> [Written instruction]
Your copy of the material below should match it exactly, except that it holds no pictures.

> [Rows]
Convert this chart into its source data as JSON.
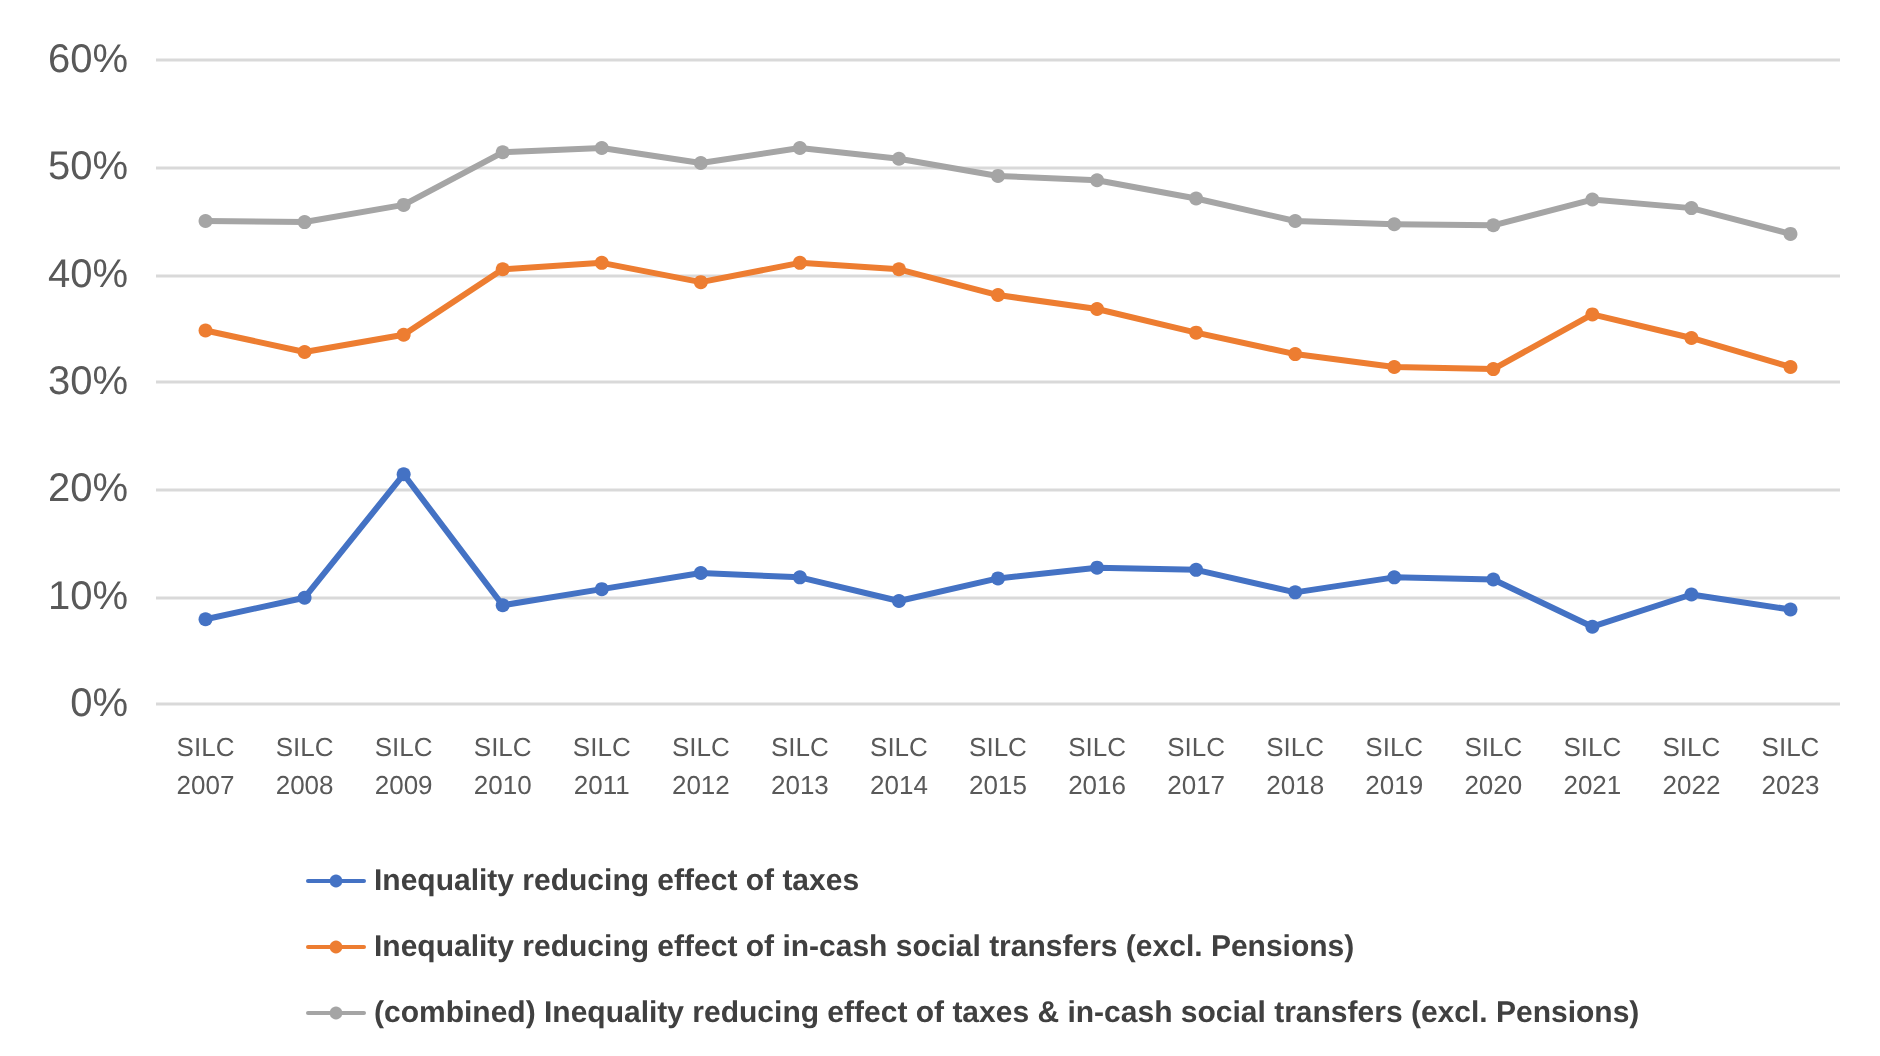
{
  "chart_data": {
    "type": "line",
    "categories": [
      "SILC\n2007",
      "SILC\n2008",
      "SILC\n2009",
      "SILC\n2010",
      "SILC\n2011",
      "SILC\n2012",
      "SILC\n2013",
      "SILC\n2014",
      "SILC\n2015",
      "SILC\n2016",
      "SILC\n2017",
      "SILC\n2018",
      "SILC\n2019",
      "SILC\n2020",
      "SILC\n2021",
      "SILC\n2022",
      "SILC\n2023"
    ],
    "series": [
      {
        "name": "Inequality reducing effect of taxes",
        "color": "#4472c4",
        "values": [
          7.9,
          9.9,
          21.4,
          9.2,
          10.7,
          12.2,
          11.8,
          9.6,
          11.7,
          12.7,
          12.5,
          10.4,
          11.8,
          11.6,
          7.2,
          10.2,
          8.8
        ]
      },
      {
        "name": "Inequality reducing effect of in-cash social transfers (excl. Pensions)",
        "color": "#ed7d31",
        "values": [
          34.8,
          32.8,
          34.4,
          40.5,
          41.1,
          39.3,
          41.1,
          40.5,
          38.1,
          36.8,
          34.6,
          32.6,
          31.4,
          31.2,
          36.3,
          34.1,
          31.4
        ]
      },
      {
        "name": "(combined) Inequality reducing effect of taxes & in-cash social transfers (excl. Pensions)",
        "color": "#a5a5a5",
        "values": [
          45.0,
          44.9,
          46.5,
          51.4,
          51.8,
          50.4,
          51.8,
          50.8,
          49.2,
          48.8,
          47.1,
          45.0,
          44.7,
          44.6,
          47.0,
          46.2,
          43.8
        ]
      }
    ],
    "ylim": [
      0,
      60
    ],
    "yticks": [
      {
        "value": 0,
        "label": "0%"
      },
      {
        "value": 10,
        "label": "10%"
      },
      {
        "value": 20,
        "label": "20%"
      },
      {
        "value": 30,
        "label": "30%"
      },
      {
        "value": 40,
        "label": "40%"
      },
      {
        "value": 50,
        "label": "50%"
      },
      {
        "value": 60,
        "label": "60%"
      }
    ],
    "grid": "y",
    "legend": "bottom left",
    "marker": "circle",
    "line_style": "solid"
  }
}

> [Written response]
Convert this chart into its source data as JSON.
{
  "chart_data": {
    "type": "line",
    "categories": [
      "SILC\n2007",
      "SILC\n2008",
      "SILC\n2009",
      "SILC\n2010",
      "SILC\n2011",
      "SILC\n2012",
      "SILC\n2013",
      "SILC\n2014",
      "SILC\n2015",
      "SILC\n2016",
      "SILC\n2017",
      "SILC\n2018",
      "SILC\n2019",
      "SILC\n2020",
      "SILC\n2021",
      "SILC\n2022",
      "SILC\n2023"
    ],
    "series": [
      {
        "name": "Inequality reducing effect of taxes",
        "color": "#4472c4",
        "values": [
          7.9,
          9.9,
          21.4,
          9.2,
          10.7,
          12.2,
          11.8,
          9.6,
          11.7,
          12.7,
          12.5,
          10.4,
          11.8,
          11.6,
          7.2,
          10.2,
          8.8
        ]
      },
      {
        "name": "Inequality reducing effect of in-cash social transfers (excl. Pensions)",
        "color": "#ed7d31",
        "values": [
          34.8,
          32.8,
          34.4,
          40.5,
          41.1,
          39.3,
          41.1,
          40.5,
          38.1,
          36.8,
          34.6,
          32.6,
          31.4,
          31.2,
          36.3,
          34.1,
          31.4
        ]
      },
      {
        "name": "(combined) Inequality reducing effect of taxes & in-cash social transfers (excl. Pensions)",
        "color": "#a5a5a5",
        "values": [
          45.0,
          44.9,
          46.5,
          51.4,
          51.8,
          50.4,
          51.8,
          50.8,
          49.2,
          48.8,
          47.1,
          45.0,
          44.7,
          44.6,
          47.0,
          46.2,
          43.8
        ]
      }
    ],
    "ylim": [
      0,
      60
    ],
    "yticks": [
      {
        "value": 0,
        "label": "0%"
      },
      {
        "value": 10,
        "label": "10%"
      },
      {
        "value": 20,
        "label": "20%"
      },
      {
        "value": 30,
        "label": "30%"
      },
      {
        "value": 40,
        "label": "40%"
      },
      {
        "value": 50,
        "label": "50%"
      },
      {
        "value": 60,
        "label": "60%"
      }
    ],
    "grid": "y",
    "legend": "bottom left",
    "marker": "circle",
    "line_style": "solid"
  }
}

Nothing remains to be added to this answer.